━━━ Dokument
Sommer-Serie

Sommer-Serie "Um die vier Ecken" - Teil 3: Westen

„Um die vier Ecken“

Wo fängt Niedernhausen an, wo hört die Gemeinde wieder auf? Ausgehend von Google Maps, sind wir für unsere kleine Sommer-Serie zum nördlichsten, südlichsten, westlichsten und östlichsten Punkt unserer Gemeinde „gereist“ und haben uns dort umgesehen. Erzählen uns diese zumindest auf der Karte markanten Punkte etwas über unsere Heimat? Gibt es dort besondere Spuren der Geschichte Niedernhausens und dessen, was unsere Gemeinde ausmacht?



(Der westlichste Punkt Niedernhausens im Detail. Bild: Google)


Westen: In der Siedlung „Wildpark“ in Engenhahn


Der westlichste Punkt der Gemeinde Niedernhausen ist wieder eine ganz unscheinbare Stelle, markiert durch die Ecke Seelbacher Weg und Zeisigweg im Ortsteil Engenhahn. Ganz genau gesagt, liegt diese Stelle im „Wildpark“, dem Neubaugebiet oberhalb von Engenhahn, dass auf der Karte durch seine regelmäßige Form mit schnurgeraden Straßenzügen ins Auge sticht. Die Siedlung liegt etwa 500 Meter Luftlinie vom eigentlichen Dorf Engenhahn entfernt zwischen bewaldeten Hügeln. Große Grundstücke mit altem Baumbestand ergeben das Bild eines erholsamen Fleckchens Erde. Wer neu in Niedernhausen ist, oder sich beim Planen einer Wanderung oder Fahrradtour die Karte anschaut, wundert sich vielleicht, dass hier fern vom eigentlichen Dorf eine große Siedlung als „Insel“ im Wald existiert. Warum es den „Wildpark“ gibt, und warum er so heißt, führt wieder einmal in die Geschichte unserer Region zurück – und zu einem vergessenen Land, das es nicht mehr gibt…



(Idyllisch und ruhig am Waldrand: Unser westlichster Punkt.)
━━━━━━
Aufgabe
Schreiben Sie aus dem Artikel über den westlichsten Punkt Niedernhausens den Abschnitt zwischen „Wo fängt Niedernhausen“ und „Detail. Bild: Google)“ wörtlich ab, beide Stellen eingeschlossen. Die anschließenden Zeilen stammen aus einer anderen Quelle.
━━━ Datenzeilen
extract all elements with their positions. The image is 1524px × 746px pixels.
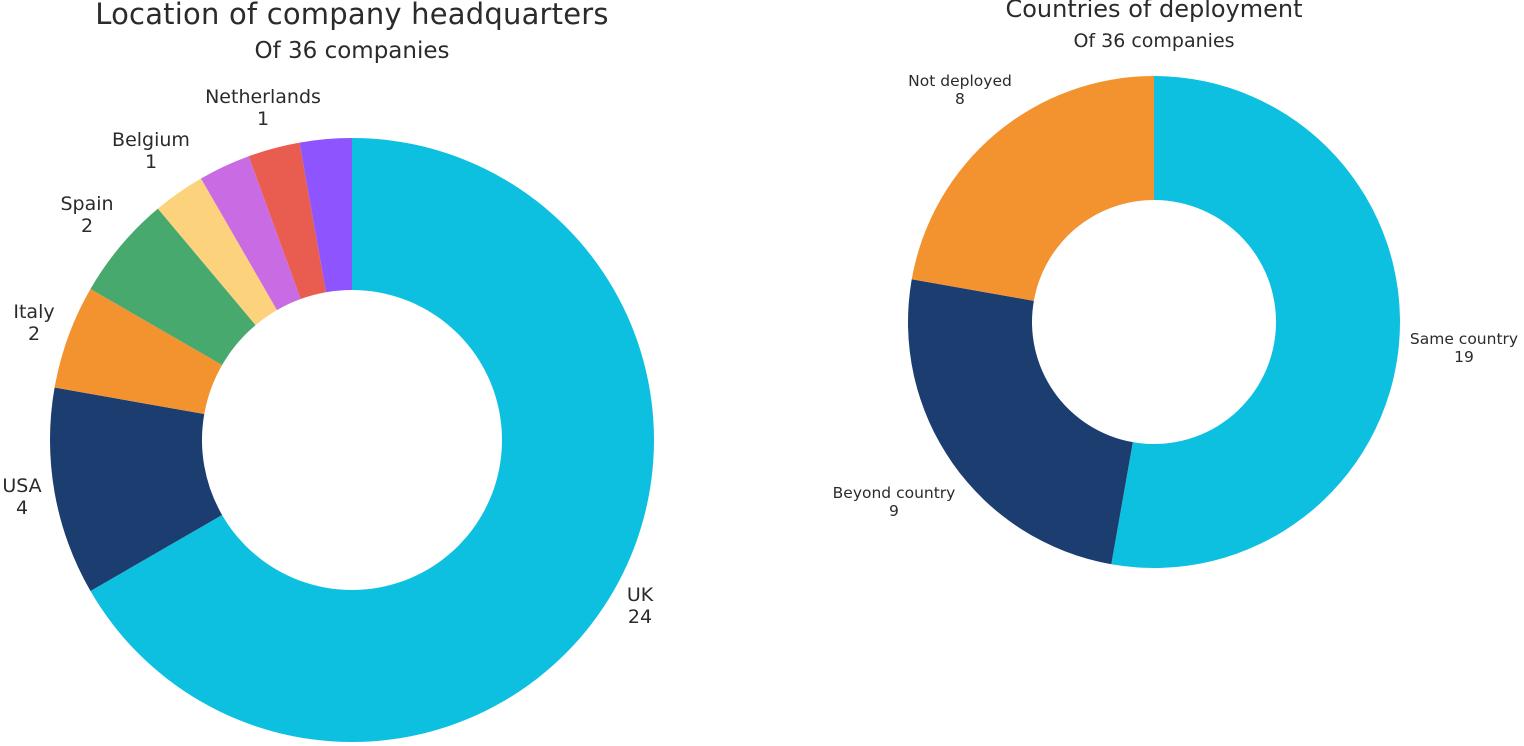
slice-label-beyond-country: Beyond country 9 [832,484,956,521]
hq-donut-chart [49,138,654,742]
hq-chart-subtitle: Of 36 companies [254,38,450,64]
slice-label-name: Beyond country [832,484,956,503]
slice-beyond-country [908,279,1133,565]
slice-label-value: 1 [144,151,158,173]
slice-netherlands [299,138,352,293]
slice-uk [90,138,654,742]
slice-label-value: 4 [15,497,29,519]
slice-label-value: 2 [80,215,94,237]
slice-label-value: 8 [955,90,965,108]
slice-label-belgium: Belgium 1 [112,129,190,174]
slice-label-name: Netherlands [205,86,321,109]
slice-label-name: UK [626,584,654,607]
slice-label-name: Not deployed [908,72,1012,91]
slice-label-name: Same country [1409,330,1519,349]
slice-label-uk: UK 24 [626,584,654,629]
slice-belgium [157,178,277,326]
slice-label-italy: Italy 2 [13,301,55,346]
slice-label-value: 19 [1454,348,1474,366]
slice-label-name: USA [2,475,42,498]
slice-same-country [1111,76,1401,568]
slice-unlabeled-6 [248,142,326,300]
slice-label-name: Italy [13,301,55,324]
deployment-chart-title: Countries of deployment [1005,0,1303,23]
slice-label-value: 9 [889,502,899,520]
slice-label-spain: Spain 2 [60,193,114,238]
slice-unlabeled-5 [201,156,301,311]
slice-label-name: Spain [60,193,114,216]
slice-label-value: 2 [27,323,41,345]
slice-label-usa: USA 4 [2,475,42,520]
slice-italy [54,289,223,414]
slice-label-same-country: Same country 19 [1409,330,1519,367]
deployment-donut-chart [908,76,1401,568]
slice-label-value: 1 [256,108,270,130]
slice-label-netherlands: Netherlands 1 [205,86,321,131]
slice-label-value: 24 [627,606,653,628]
slice-label-name: Belgium [112,129,190,152]
hq-chart-title: Location of company headquarters [95,0,609,31]
slice-not-deployed [911,76,1154,301]
slice-label-not-deployed: Not deployed 8 [908,72,1012,109]
slice-usa [49,387,223,591]
deployment-chart-subtitle: Of 36 companies [1073,30,1235,52]
slice-spain [90,208,256,365]
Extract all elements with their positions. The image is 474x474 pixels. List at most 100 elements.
━━━━━━
Lösung
Wo fängt Niedernhausen an, wo hört die Gemeinde wieder auf? Ausgehend von Google Maps, sind wir für unsere kleine Sommer-Serie zum nördlichsten, südlichsten, westlichsten und östlichsten Punkt unserer Gemeinde „gereist“ und haben uns dort umgesehen. Erzählen uns diese zumindest auf der Karte markanten Punkte etwas über unsere Heimat? Gibt es dort besondere Spuren der Geschichte Niedernhausens und dessen, was unsere Gemeinde ausmacht?



(Der westlichste Punkt Niedernhausens im Detail. Bild: Google)